• [Exercise aim]
Convert the lines below into a JSON list of strings, one string per line, skipping any blank lines. Leave the pictures out.

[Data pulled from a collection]
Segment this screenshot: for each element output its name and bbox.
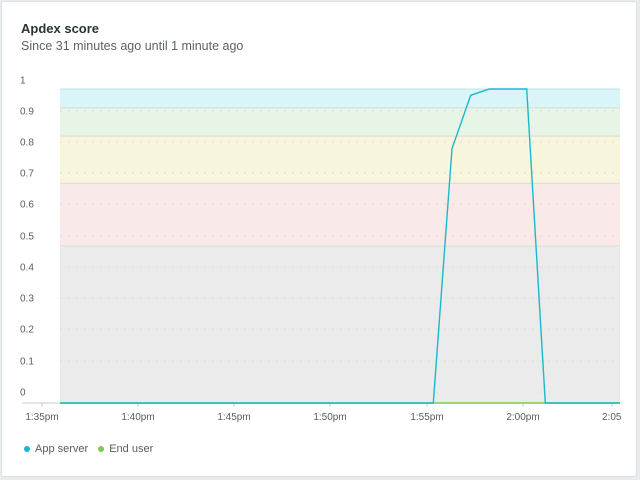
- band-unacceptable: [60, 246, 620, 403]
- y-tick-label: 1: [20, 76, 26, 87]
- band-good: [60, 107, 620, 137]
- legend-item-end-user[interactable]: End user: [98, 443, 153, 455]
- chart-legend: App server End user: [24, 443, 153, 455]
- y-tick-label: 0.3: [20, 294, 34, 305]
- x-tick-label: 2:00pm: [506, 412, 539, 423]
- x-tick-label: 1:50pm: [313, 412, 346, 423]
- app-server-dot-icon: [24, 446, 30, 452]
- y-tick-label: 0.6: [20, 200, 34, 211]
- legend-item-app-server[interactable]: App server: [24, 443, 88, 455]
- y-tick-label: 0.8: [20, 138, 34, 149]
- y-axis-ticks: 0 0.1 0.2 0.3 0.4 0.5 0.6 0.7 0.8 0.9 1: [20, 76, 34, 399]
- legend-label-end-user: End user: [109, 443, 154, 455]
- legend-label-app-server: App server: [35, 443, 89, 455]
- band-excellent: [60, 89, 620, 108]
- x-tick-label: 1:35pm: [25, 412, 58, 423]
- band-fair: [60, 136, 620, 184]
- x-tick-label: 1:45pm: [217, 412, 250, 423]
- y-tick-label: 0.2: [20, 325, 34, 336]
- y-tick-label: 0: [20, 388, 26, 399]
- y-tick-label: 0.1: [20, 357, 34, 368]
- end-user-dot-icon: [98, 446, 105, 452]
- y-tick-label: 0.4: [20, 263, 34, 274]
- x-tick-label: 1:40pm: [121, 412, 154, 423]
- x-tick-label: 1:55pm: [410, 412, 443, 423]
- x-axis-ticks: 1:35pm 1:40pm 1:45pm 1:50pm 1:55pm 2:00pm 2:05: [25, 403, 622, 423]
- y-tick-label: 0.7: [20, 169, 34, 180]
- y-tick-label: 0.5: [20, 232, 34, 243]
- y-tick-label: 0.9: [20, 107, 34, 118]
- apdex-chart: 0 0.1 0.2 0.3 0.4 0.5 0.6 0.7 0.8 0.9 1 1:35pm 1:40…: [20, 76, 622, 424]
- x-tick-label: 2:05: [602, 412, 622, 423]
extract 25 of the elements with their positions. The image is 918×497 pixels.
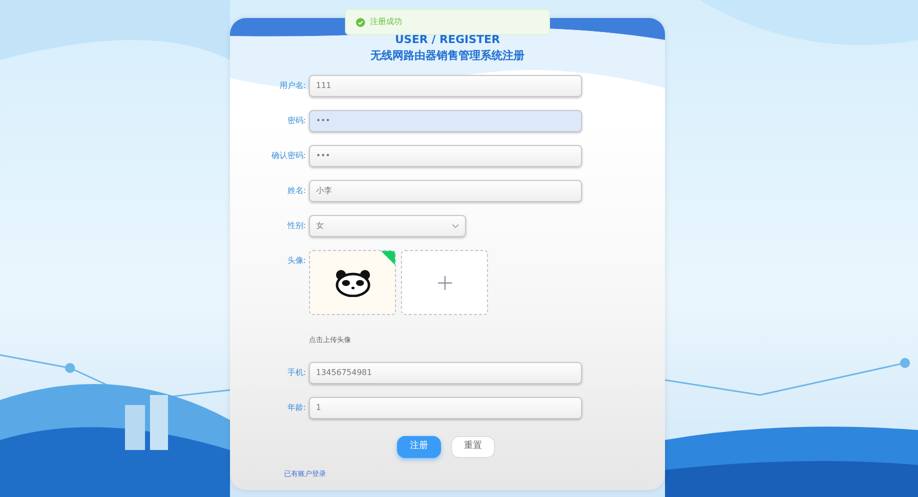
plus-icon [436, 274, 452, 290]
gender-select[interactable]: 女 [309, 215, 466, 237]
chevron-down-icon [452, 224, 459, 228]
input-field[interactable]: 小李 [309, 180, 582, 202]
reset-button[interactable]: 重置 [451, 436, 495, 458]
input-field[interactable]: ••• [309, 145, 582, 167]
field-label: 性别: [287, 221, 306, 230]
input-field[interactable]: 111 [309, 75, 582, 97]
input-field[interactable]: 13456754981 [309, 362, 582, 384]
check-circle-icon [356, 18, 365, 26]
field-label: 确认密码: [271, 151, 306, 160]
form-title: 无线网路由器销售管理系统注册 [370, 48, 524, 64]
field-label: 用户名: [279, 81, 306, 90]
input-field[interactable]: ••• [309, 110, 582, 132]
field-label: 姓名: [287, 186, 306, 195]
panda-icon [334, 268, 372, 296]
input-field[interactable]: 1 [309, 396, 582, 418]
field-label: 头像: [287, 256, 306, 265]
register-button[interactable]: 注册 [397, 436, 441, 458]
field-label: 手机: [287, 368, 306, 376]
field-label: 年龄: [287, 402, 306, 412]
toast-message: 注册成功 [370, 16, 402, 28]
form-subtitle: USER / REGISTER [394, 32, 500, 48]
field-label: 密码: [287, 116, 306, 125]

• [Expected output]
[
  "Segment this screenshot: for each element output its name and bbox.",
  "- band-unacceptable: [60, 246, 620, 403]",
  "- y-tick-label: 1: [20, 76, 26, 87]",
  "- band-good: [60, 107, 620, 137]",
  "- legend-item-end-user[interactable]: End user: [98, 443, 153, 455]",
  "- chart-legend: App server End user: [24, 443, 153, 455]",
  "- y-tick-label: 0.3: [20, 294, 34, 305]",
  "- x-tick-label: 2:00pm: [506, 412, 539, 423]",
  "- x-tick-label: 1:50pm: [313, 412, 346, 423]",
  "- app-server-dot-icon: [24, 446, 30, 452]",
  "- y-tick-label: 0.6: [20, 200, 34, 211]",
  "- legend-item-app-server[interactable]: App server: [24, 443, 88, 455]",
  "- y-tick-label: 0.8: [20, 138, 34, 149]",
  "- y-axis-ticks: 0 0.1 0.2 0.3 0.4 0.5 0.6 0.7 0.8 0.9 1: [20, 76, 34, 399]",
  "- legend-label-end-user: End user: [109, 443, 154, 455]",
  "- legend-label-app-server: App server: [35, 443, 89, 455]",
  "- band-excellent: [60, 89, 620, 108]",
  "- x-tick-label: 1:35pm: [25, 412, 58, 423]",
  "- band-fair: [60, 136, 620, 184]",
  "- x-tick-label: 1:45pm: [217, 412, 250, 423]",
  "- y-tick-label: 0.2: [20, 325, 34, 336]",
  "- y-tick-label: 0: [20, 388, 26, 399]",
  "- y-tick-label: 0.1: [20, 357, 34, 368]",
  "- end-user-dot-icon: [98, 446, 105, 452]",
  "- y-tick-label: 0.4: [20, 263, 34, 274]",
  "- x-tick-label: 1:40pm: [121, 412, 154, 423]",
  "- x-tick-label: 1:55pm: [410, 412, 443, 423]",
  "- x-axis-ticks: 1:35pm 1:40pm 1:45pm 1:50pm 1:55pm 2:00pm 2:05: [25, 403, 622, 423]",
  "- y-tick-label: 0.7: [20, 169, 34, 180]",
  "- y-tick-label: 0.5: [20, 232, 34, 243]",
  "- y-tick-label: 0.9: [20, 107, 34, 118]",
  "- apdex-chart: 0 0.1 0.2 0.3 0.4 0.5 0.6 0.7 0.8 0.9 1 1:35pm 1:40…: [20, 76, 622, 424]",
  "- x-tick-label: 2:05: [602, 412, 622, 423]",
  "extract 25 of the elements with their positions. The image is 918×497 pixels.",
  "plus-icon [436, 274, 452, 290]",
  "gender-select[interactable]: 女 [309, 215, 466, 237]",
  "chevron-down-icon [452, 224, 459, 228]",
  "input-field[interactable]: 小李 [309, 180, 582, 202]",
  "reset-button[interactable]: 重置 [451, 436, 495, 458]",
  "input-field[interactable]: ••• [309, 145, 582, 167]",
  "field-label: 性别: [287, 221, 306, 230]",
  "input-field[interactable]: 111 [309, 75, 582, 97]",
  "input-field[interactable]: 13456754981 [309, 362, 582, 384]",
  "check-circle-icon [356, 18, 365, 26]",
  "field-label: 确认密码: [271, 151, 306, 160]",
  "form-title: 无线网路由器销售管理系统注册 [370, 48, 524, 64]",
  "field-label: 用户名: [279, 81, 306, 90]",
  "input-field[interactable]: ••• [309, 110, 582, 132]",
  "field-label: 姓名: [287, 186, 306, 195]",
  "panda-icon [334, 268, 372, 296]",
  "input-field[interactable]: 1 [309, 396, 582, 418]",
  "field-label: 头像: [287, 256, 306, 265]",
  "register-button[interactable]: 注册 [397, 436, 441, 458]",
  "field-label: 手机: [287, 368, 306, 376]",
  "field-label: 年龄: [287, 402, 306, 412]",
  "toast-message: 注册成功 [370, 16, 402, 28]",
  "form-subtitle: USER / REGISTER [394, 32, 500, 48]",
  "field-label: 密码: [287, 116, 306, 125]"
]